══ Dataset

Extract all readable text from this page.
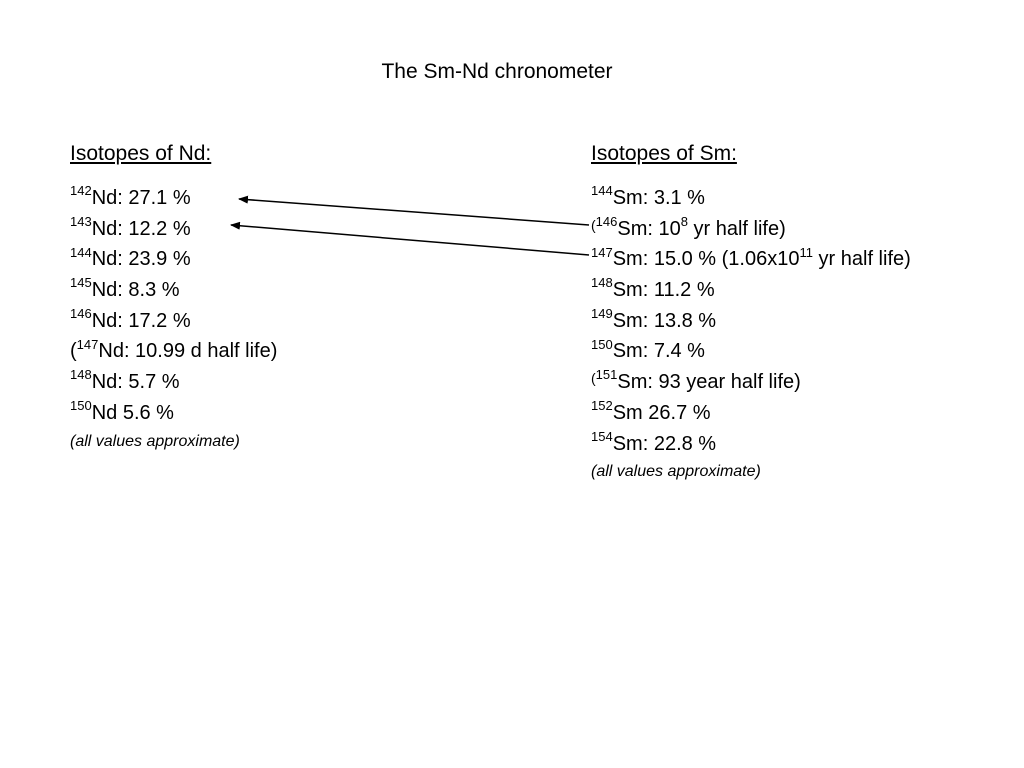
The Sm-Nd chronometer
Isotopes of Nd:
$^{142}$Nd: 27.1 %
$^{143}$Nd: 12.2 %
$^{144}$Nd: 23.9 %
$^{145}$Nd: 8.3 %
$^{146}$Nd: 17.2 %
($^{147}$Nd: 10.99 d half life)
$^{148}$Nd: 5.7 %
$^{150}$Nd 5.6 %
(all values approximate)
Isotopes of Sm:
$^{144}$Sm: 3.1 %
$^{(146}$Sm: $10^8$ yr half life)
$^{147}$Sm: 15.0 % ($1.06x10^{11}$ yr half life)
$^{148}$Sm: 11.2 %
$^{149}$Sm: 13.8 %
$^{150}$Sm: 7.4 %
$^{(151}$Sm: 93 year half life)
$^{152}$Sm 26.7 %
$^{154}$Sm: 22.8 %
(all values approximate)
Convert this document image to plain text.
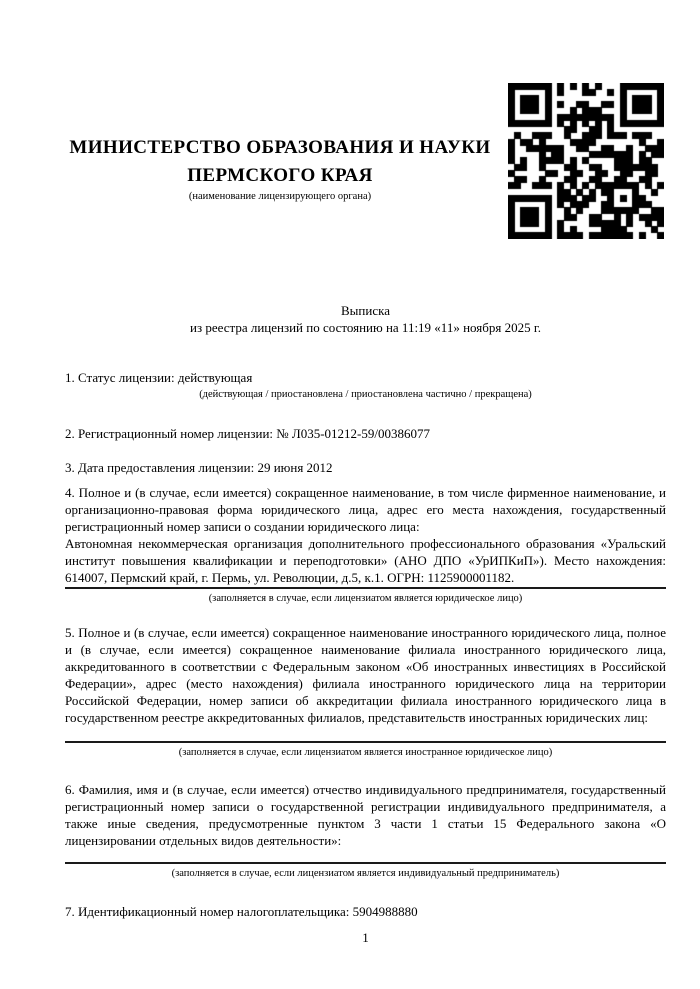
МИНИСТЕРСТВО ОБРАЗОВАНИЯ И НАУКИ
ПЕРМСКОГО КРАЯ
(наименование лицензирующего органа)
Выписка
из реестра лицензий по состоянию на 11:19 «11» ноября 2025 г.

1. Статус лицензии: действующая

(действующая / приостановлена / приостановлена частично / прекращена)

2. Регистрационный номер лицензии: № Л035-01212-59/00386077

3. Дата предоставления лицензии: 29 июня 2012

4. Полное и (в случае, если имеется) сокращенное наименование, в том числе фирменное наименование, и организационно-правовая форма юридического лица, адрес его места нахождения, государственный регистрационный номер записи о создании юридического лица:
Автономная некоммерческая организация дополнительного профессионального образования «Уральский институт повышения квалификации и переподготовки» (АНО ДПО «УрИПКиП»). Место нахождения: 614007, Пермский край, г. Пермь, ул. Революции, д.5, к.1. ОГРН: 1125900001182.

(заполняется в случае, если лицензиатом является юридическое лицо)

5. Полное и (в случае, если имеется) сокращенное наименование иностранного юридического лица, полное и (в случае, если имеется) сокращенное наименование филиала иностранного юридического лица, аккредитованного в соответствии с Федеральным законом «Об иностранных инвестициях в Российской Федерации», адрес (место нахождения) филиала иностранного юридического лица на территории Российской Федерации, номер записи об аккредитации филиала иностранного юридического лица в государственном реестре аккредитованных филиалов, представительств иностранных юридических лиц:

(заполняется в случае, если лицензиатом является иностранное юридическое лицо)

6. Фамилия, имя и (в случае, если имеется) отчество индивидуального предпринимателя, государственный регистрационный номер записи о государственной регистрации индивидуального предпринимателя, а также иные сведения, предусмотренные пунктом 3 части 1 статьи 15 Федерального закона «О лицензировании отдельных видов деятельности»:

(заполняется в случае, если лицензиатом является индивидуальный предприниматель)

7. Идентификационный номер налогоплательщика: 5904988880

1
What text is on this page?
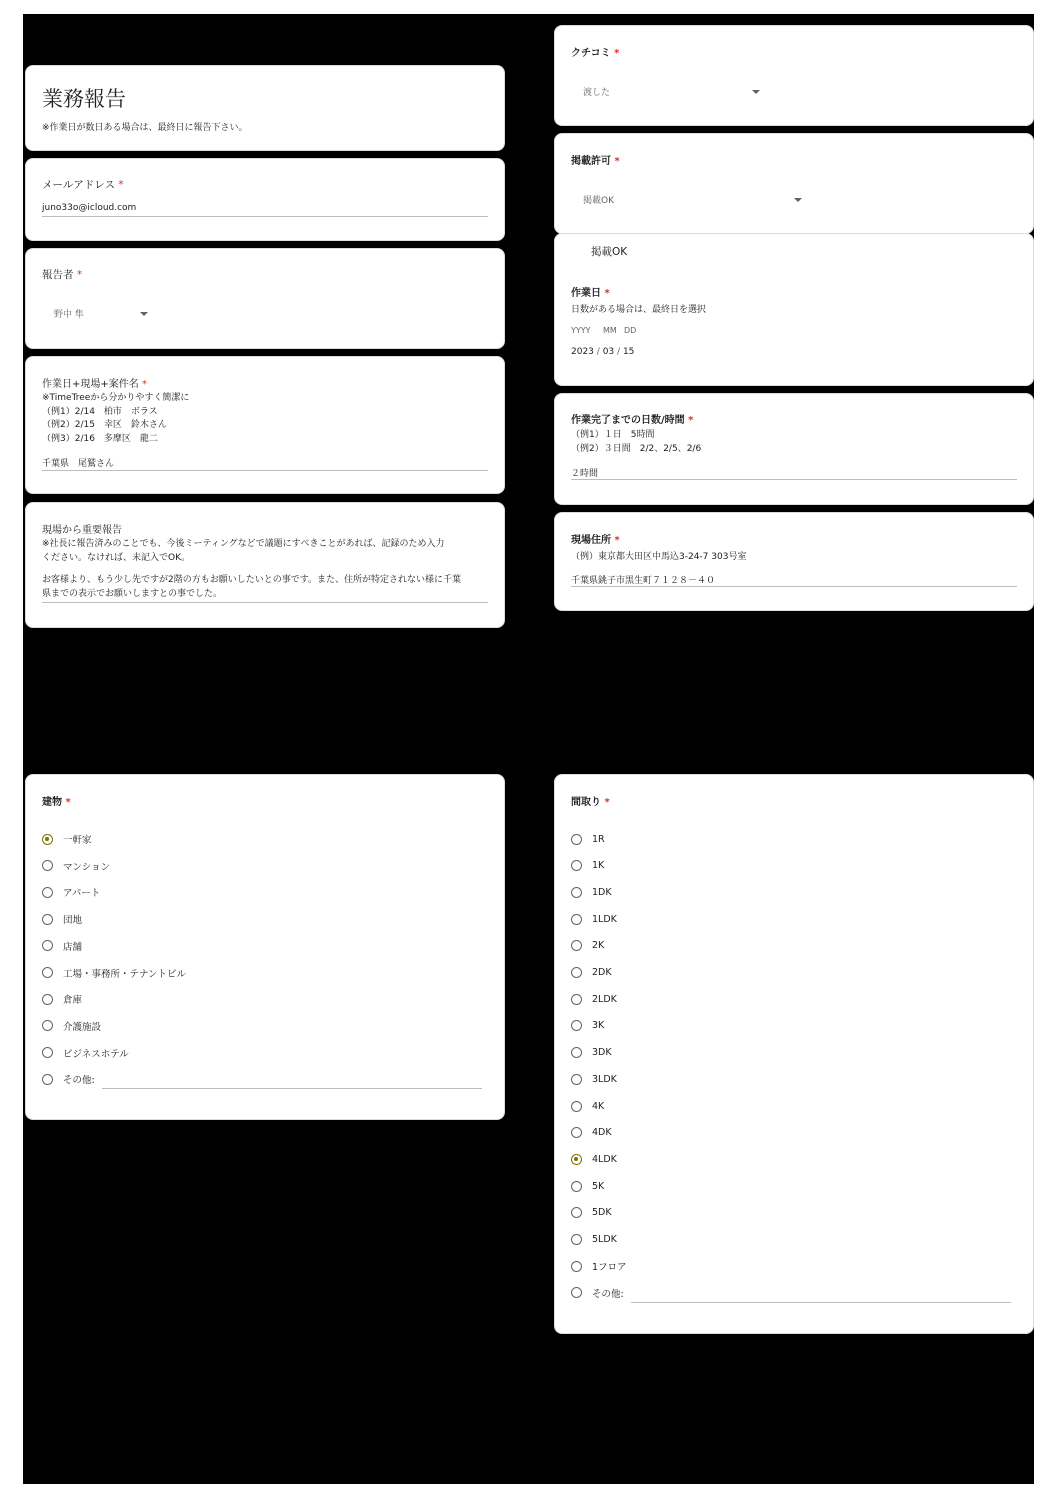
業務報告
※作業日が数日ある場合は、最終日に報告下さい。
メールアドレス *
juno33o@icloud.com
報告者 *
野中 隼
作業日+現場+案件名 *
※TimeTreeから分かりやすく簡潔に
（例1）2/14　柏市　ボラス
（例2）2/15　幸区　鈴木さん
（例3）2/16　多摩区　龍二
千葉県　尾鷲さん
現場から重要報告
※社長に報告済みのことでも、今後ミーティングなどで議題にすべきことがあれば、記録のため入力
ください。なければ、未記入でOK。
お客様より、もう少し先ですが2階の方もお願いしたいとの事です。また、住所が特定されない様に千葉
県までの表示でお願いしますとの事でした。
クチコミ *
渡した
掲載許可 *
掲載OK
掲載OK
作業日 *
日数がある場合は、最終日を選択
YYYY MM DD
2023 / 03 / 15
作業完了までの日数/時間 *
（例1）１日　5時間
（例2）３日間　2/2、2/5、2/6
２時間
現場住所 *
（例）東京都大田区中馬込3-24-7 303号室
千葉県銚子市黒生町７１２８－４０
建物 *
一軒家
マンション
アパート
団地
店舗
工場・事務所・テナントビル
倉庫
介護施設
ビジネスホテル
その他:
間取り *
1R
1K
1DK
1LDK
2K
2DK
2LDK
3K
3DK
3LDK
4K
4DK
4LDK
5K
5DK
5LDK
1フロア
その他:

════
══ Dataset

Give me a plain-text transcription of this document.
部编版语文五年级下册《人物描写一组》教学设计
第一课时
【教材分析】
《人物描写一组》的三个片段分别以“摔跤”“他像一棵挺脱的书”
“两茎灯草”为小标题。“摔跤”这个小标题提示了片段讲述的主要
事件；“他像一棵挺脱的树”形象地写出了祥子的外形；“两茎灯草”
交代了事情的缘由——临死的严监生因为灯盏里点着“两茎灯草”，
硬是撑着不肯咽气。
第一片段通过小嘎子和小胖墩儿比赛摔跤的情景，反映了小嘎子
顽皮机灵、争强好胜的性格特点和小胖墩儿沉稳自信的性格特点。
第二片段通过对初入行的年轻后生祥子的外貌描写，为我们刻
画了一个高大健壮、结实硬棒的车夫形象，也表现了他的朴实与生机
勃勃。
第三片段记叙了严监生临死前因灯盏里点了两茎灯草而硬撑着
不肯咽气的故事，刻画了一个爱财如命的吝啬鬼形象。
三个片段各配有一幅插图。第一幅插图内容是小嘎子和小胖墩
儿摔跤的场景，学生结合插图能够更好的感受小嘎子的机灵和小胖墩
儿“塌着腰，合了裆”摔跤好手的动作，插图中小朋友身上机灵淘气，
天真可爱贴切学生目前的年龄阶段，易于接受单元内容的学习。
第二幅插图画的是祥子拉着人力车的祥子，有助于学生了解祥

════

## Directions
Which lines hold the word "является"? Copy all of them.

## Answer to the task
(заполняется в случае, если лицензиатом является юридическое лицо)
(заполняется в случае, если лицензиатом является иностранное юридическое лицо)
(заполняется в случае, если лицензиатом является индивидуальный предприниматель)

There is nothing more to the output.